> PROBLEM REQUIREMENTS
Every record should be written out exactly, please.

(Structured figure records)
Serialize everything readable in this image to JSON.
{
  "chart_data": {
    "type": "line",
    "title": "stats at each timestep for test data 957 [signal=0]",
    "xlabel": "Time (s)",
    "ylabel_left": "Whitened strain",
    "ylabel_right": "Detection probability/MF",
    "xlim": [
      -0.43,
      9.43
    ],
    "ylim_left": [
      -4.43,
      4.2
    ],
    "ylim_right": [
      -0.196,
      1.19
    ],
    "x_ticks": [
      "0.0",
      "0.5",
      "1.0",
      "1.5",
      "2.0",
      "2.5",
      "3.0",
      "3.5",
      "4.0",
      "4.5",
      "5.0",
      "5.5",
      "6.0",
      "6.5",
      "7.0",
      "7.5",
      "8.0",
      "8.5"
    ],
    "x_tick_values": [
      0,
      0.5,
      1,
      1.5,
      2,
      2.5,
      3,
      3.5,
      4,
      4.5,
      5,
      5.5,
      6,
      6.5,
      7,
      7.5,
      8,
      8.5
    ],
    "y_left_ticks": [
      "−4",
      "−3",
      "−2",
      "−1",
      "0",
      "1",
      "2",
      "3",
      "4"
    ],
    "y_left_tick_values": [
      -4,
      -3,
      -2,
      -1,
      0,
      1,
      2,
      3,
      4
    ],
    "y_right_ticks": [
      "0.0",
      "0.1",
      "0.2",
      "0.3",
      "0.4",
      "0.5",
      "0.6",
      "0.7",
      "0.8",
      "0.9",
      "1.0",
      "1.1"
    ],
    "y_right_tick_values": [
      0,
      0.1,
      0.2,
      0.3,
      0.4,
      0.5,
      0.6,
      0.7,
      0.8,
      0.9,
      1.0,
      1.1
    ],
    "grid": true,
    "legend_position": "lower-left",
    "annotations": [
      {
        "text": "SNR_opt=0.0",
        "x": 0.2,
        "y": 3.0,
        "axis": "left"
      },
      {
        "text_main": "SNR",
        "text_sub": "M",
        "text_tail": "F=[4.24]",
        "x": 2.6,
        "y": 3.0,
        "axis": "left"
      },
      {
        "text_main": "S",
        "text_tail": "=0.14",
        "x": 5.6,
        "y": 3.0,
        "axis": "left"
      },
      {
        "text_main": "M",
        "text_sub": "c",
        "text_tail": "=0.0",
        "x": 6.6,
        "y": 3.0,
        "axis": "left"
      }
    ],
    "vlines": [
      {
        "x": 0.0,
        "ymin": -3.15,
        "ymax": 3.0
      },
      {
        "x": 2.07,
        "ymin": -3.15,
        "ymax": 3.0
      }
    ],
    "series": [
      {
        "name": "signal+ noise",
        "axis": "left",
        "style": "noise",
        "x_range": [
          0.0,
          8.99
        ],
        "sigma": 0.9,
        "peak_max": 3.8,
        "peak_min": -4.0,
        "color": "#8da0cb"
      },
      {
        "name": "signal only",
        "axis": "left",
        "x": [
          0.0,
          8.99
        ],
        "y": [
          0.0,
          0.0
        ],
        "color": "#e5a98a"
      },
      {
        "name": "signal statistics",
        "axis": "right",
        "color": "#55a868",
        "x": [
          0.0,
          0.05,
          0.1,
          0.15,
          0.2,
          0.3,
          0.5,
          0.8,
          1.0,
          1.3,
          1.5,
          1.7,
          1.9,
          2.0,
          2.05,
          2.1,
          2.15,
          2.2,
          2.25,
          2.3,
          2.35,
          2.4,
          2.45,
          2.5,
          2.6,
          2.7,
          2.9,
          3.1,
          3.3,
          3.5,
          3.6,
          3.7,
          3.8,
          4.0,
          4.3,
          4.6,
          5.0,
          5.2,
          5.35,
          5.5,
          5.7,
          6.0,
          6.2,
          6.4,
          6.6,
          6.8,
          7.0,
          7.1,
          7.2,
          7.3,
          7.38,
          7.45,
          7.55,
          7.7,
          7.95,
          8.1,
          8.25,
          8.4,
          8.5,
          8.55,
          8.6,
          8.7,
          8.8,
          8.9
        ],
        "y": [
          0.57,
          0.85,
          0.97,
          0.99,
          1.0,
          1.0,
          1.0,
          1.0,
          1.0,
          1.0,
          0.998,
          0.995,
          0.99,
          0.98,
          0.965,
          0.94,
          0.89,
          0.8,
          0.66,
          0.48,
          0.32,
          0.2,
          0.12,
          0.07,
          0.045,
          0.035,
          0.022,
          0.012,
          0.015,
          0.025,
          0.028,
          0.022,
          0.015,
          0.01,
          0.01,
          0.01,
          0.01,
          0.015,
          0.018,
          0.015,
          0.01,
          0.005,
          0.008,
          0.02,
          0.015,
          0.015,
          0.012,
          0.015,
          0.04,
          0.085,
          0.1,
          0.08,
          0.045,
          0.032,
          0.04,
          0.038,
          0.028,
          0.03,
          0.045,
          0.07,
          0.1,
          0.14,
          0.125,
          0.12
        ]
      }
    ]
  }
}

> OUTPUT OF THE TASK
Serialize everything readable in this image to JSON.
{
  "chart_data": {
    "type": "line",
    "title": "stats at each timestep for test data 957 [signal=0]",
    "xlabel": "Time (s)",
    "ylabel_left": "Whitened strain",
    "ylabel_right": "Detection probability/MF",
    "xlim": [
      -0.43,
      9.43
    ],
    "ylim_left": [
      -4.43,
      4.2
    ],
    "ylim_right": [
      -0.196,
      1.19
    ],
    "x_ticks": [
      "0.0",
      "0.5",
      "1.0",
      "1.5",
      "2.0",
      "2.5",
      "3.0",
      "3.5",
      "4.0",
      "4.5",
      "5.0",
      "5.5",
      "6.0",
      "6.5",
      "7.0",
      "7.5",
      "8.0",
      "8.5"
    ],
    "x_tick_values": [
      0,
      0.5,
      1,
      1.5,
      2,
      2.5,
      3,
      3.5,
      4,
      4.5,
      5,
      5.5,
      6,
      6.5,
      7,
      7.5,
      8,
      8.5
    ],
    "y_left_ticks": [
      "−4",
      "−3",
      "−2",
      "−1",
      "0",
      "1",
      "2",
      "3",
      "4"
    ],
    "y_left_tick_values": [
      -4,
      -3,
      -2,
      -1,
      0,
      1,
      2,
      3,
      4
    ],
    "y_right_ticks": [
      "0.0",
      "0.1",
      "0.2",
      "0.3",
      "0.4",
      "0.5",
      "0.6",
      "0.7",
      "0.8",
      "0.9",
      "1.0",
      "1.1"
    ],
    "y_right_tick_values": [
      0,
      0.1,
      0.2,
      0.3,
      0.4,
      0.5,
      0.6,
      0.7,
      0.8,
      0.9,
      1.0,
      1.1
    ],
    "grid": true,
    "legend_position": "lower-left",
    "annotations": [
      {
        "text": "SNR_opt=0.0",
        "x": 0.2,
        "y": 3.0,
        "axis": "left"
      },
      {
        "text_main": "SNR",
        "text_sub": "M",
        "text_tail": "F=[4.24]",
        "x": 2.6,
        "y": 3.0,
        "axis": "left"
      },
      {
        "text_main": "S",
        "text_tail": "=0.14",
        "x": 5.6,
        "y": 3.0,
        "axis": "left"
      },
      {
        "text_main": "M",
        "text_sub": "c",
        "text_tail": "=0.0",
        "x": 6.6,
        "y": 3.0,
        "axis": "left"
      }
    ],
    "vlines": [
      {
        "x": 0.0,
        "ymin": -3.15,
        "ymax": 3.0
      },
      {
        "x": 2.07,
        "ymin": -3.15,
        "ymax": 3.0
      }
    ],
    "series": [
      {
        "name": "signal+ noise",
        "axis": "left",
        "style": "noise",
        "x_range": [
          0.0,
          8.99
        ],
        "sigma": 0.9,
        "peak_max": 3.8,
        "peak_min": -4.0,
        "color": "#8da0cb"
      },
      {
        "name": "signal only",
        "axis": "left",
        "x": [
          0.0,
          8.99
        ],
        "y": [
          0.0,
          0.0
        ],
        "color": "#e5a98a"
      },
      {
        "name": "signal statistics",
        "axis": "right",
        "color": "#55a868",
        "x": [
          0.0,
          0.05,
          0.1,
          0.15,
          0.2,
          0.3,
          0.5,
          0.8,
          1.0,
          1.3,
          1.5,
          1.7,
          1.9,
          2.0,
          2.05,
          2.1,
          2.15,
          2.2,
          2.25,
          2.3,
          2.35,
          2.4,
          2.45,
          2.5,
          2.6,
          2.7,
          2.9,
          3.1,
          3.3,
          3.5,
          3.6,
          3.7,
          3.8,
          4.0,
          4.3,
          4.6,
          5.0,
          5.2,
          5.35,
          5.5,
          5.7,
          6.0,
          6.2,
          6.4,
          6.6,
          6.8,
          7.0,
          7.1,
          7.2,
          7.3,
          7.38,
          7.45,
          7.55,
          7.7,
          7.95,
          8.1,
          8.25,
          8.4,
          8.5,
          8.55,
          8.6,
          8.7,
          8.8,
          8.9
        ],
        "y": [
          0.57,
          0.85,
          0.97,
          0.99,
          1.0,
          1.0,
          1.0,
          1.0,
          1.0,
          1.0,
          0.998,
          0.995,
          0.99,
          0.98,
          0.965,
          0.94,
          0.89,
          0.8,
          0.66,
          0.48,
          0.32,
          0.2,
          0.12,
          0.07,
          0.045,
          0.035,
          0.022,
          0.012,
          0.015,
          0.025,
          0.028,
          0.022,
          0.015,
          0.01,
          0.01,
          0.01,
          0.01,
          0.015,
          0.018,
          0.015,
          0.01,
          0.005,
          0.008,
          0.02,
          0.015,
          0.015,
          0.012,
          0.015,
          0.04,
          0.085,
          0.1,
          0.08,
          0.045,
          0.032,
          0.04,
          0.038,
          0.028,
          0.03,
          0.045,
          0.07,
          0.1,
          0.14,
          0.125,
          0.12
        ]
      }
    ]
  }
}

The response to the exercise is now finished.